[STATED TASK]
Give the number of lines that contain the string "SPECIALTIES", please, and nothing else.

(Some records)

>> Begin

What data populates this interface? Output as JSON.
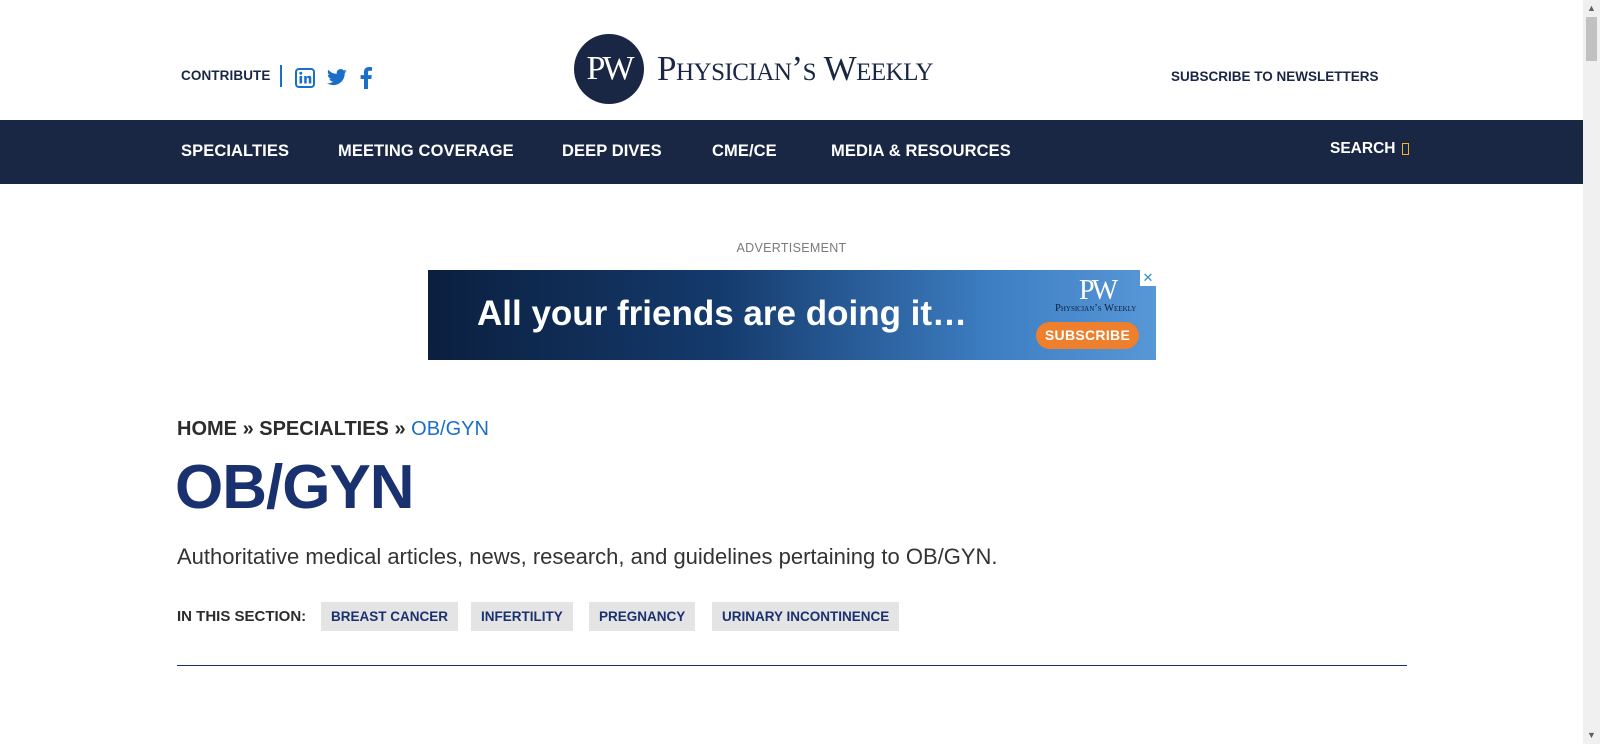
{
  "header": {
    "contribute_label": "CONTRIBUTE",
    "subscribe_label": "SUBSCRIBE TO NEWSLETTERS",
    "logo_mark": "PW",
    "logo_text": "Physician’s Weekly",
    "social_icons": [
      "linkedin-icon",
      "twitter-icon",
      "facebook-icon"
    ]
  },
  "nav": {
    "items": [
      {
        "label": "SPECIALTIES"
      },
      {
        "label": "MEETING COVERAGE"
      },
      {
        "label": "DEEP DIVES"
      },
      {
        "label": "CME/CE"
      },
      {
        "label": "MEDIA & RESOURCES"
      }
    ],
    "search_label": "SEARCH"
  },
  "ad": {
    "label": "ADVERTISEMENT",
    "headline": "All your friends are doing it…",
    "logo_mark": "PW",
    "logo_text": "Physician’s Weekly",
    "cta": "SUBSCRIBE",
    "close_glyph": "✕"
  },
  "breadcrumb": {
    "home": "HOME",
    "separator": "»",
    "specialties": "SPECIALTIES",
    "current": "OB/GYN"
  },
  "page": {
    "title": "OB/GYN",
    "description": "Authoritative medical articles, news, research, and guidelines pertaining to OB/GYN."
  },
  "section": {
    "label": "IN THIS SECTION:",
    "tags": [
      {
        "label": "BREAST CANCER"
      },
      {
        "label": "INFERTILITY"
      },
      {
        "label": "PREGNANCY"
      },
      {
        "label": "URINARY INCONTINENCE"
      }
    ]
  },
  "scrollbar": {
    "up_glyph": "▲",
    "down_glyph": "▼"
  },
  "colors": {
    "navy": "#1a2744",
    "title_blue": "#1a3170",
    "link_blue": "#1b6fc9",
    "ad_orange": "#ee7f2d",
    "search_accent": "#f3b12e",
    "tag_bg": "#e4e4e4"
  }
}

>> End
>> Begin

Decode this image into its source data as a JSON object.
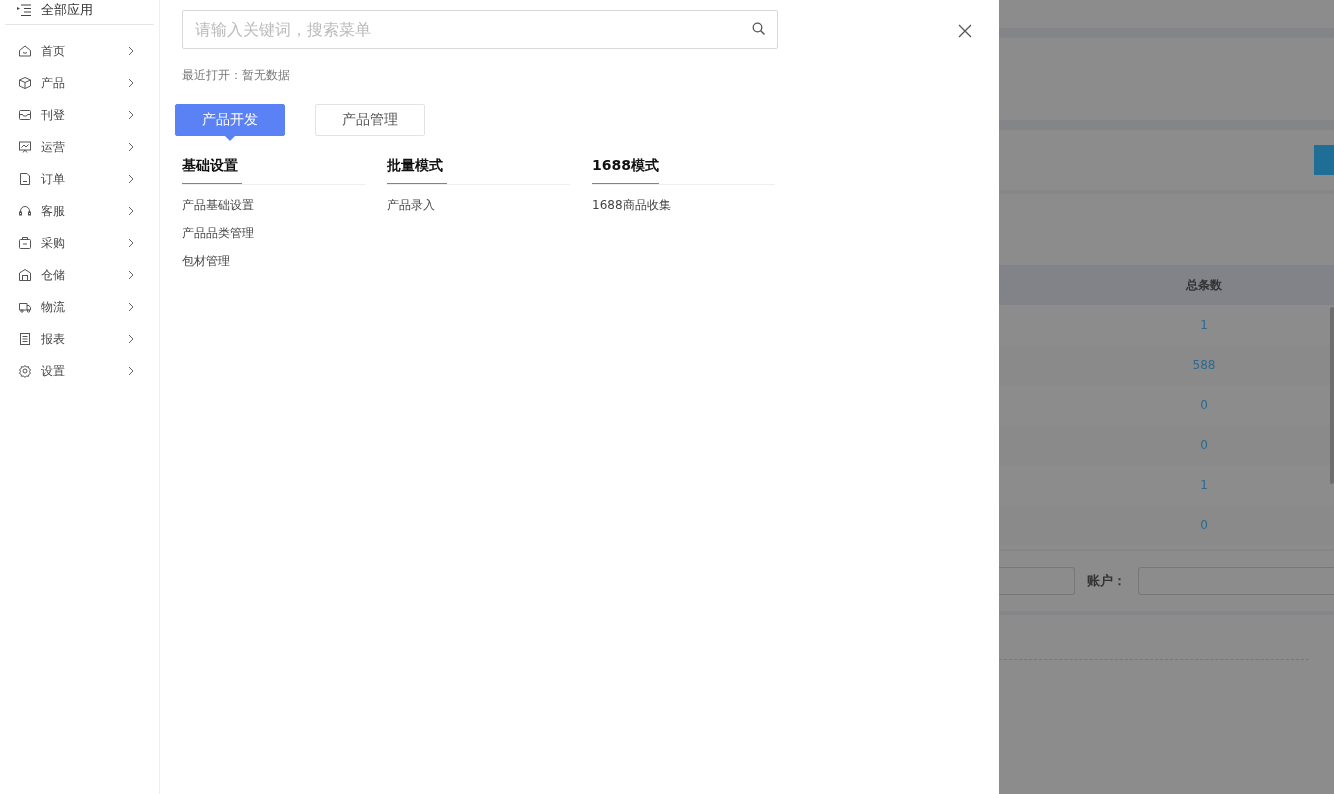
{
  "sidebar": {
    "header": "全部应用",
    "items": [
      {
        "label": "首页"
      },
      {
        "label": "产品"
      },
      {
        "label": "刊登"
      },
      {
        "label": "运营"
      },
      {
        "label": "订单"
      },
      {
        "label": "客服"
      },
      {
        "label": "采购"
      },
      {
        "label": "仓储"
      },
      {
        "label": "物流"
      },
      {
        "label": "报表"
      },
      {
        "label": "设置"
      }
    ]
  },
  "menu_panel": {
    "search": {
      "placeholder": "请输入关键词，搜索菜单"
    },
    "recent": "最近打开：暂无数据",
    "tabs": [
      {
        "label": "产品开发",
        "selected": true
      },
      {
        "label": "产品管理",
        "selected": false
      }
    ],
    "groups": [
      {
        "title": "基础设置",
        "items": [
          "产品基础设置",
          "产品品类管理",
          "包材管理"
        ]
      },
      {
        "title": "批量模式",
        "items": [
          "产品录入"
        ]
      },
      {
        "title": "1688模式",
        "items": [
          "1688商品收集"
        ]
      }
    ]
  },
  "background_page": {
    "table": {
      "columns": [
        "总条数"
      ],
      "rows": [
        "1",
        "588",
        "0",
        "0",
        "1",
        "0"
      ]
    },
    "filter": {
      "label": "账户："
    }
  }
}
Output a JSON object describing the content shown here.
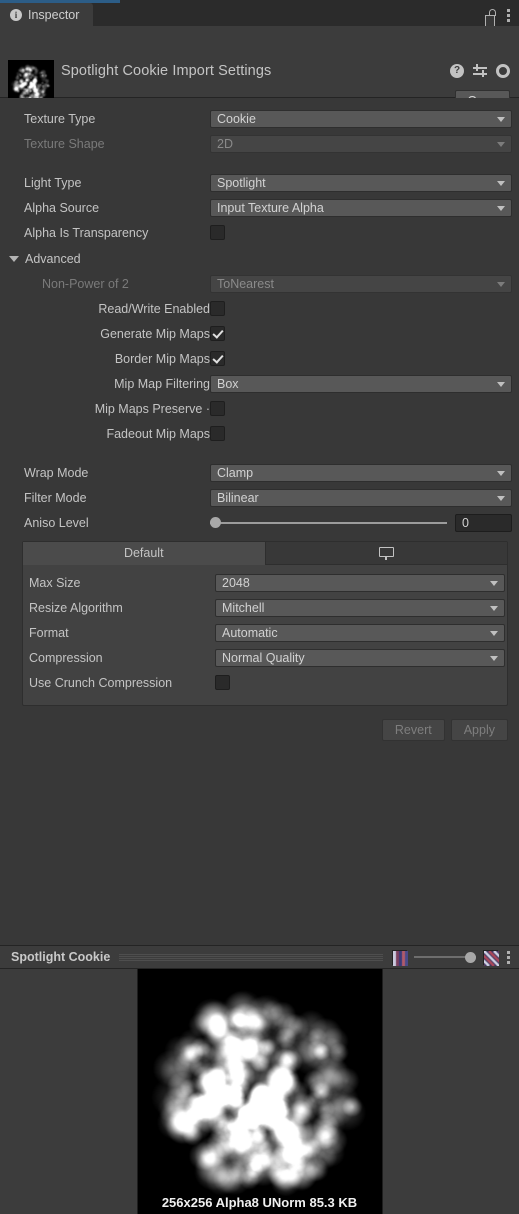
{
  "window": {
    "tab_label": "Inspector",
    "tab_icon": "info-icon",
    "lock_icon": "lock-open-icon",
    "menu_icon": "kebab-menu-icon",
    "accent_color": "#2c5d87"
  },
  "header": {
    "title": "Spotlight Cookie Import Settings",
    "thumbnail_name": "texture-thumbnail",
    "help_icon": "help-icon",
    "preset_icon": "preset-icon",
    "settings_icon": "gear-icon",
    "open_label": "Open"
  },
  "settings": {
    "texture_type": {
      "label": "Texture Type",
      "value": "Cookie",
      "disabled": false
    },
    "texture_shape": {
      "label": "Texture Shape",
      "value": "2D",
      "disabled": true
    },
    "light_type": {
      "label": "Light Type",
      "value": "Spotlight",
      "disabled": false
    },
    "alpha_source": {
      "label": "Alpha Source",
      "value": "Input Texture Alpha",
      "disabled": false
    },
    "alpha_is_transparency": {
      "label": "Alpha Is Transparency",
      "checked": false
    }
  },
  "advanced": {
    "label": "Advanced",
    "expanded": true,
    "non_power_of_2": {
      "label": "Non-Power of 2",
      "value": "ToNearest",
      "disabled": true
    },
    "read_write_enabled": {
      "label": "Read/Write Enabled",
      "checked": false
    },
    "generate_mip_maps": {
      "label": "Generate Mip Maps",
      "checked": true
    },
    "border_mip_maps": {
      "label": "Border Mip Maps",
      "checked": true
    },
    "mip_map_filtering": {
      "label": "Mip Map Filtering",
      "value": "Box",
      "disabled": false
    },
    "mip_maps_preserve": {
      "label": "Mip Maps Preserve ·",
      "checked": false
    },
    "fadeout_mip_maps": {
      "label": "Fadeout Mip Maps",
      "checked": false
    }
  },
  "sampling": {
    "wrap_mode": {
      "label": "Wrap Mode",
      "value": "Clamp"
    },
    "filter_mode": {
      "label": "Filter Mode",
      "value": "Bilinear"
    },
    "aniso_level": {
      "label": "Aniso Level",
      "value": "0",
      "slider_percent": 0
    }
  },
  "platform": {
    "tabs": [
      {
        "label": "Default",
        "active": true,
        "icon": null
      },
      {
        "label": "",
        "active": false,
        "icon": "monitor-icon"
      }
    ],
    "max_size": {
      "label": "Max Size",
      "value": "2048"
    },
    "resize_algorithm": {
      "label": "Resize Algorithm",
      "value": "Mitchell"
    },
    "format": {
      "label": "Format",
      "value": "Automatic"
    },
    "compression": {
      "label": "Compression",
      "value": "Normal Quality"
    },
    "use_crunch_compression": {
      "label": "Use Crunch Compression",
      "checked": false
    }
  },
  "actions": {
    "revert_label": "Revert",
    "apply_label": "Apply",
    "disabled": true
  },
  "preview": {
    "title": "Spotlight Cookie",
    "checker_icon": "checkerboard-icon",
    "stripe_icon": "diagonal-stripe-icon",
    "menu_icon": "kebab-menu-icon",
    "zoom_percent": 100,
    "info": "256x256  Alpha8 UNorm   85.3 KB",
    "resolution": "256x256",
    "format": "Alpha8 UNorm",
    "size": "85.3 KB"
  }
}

>> End
>> Begin

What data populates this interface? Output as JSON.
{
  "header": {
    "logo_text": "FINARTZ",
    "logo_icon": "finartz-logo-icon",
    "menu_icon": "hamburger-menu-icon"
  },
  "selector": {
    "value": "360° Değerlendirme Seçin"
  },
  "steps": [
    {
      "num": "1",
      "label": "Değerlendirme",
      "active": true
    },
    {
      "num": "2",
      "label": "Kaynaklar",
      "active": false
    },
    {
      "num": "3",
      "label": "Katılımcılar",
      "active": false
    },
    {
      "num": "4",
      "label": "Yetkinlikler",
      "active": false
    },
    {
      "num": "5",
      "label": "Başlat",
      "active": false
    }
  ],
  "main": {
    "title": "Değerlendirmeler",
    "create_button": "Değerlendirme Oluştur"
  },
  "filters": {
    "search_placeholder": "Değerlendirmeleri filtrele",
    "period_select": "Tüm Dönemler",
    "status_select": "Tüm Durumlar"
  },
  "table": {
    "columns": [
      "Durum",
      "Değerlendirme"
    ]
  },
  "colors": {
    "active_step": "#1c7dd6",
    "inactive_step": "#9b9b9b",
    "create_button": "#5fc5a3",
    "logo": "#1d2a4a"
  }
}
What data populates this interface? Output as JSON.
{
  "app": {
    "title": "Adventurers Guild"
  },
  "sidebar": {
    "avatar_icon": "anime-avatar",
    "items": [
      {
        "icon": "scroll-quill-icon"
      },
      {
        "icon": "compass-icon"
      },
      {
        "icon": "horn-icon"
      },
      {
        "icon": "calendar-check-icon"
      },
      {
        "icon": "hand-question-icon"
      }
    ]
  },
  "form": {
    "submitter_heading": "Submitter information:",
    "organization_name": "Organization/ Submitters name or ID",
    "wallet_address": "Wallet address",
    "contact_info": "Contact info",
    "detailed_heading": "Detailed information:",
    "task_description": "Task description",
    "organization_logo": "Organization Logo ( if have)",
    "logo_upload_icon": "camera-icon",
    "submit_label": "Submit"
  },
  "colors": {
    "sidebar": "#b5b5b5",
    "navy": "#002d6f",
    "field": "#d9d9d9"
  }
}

>> End

[ANSWER]
2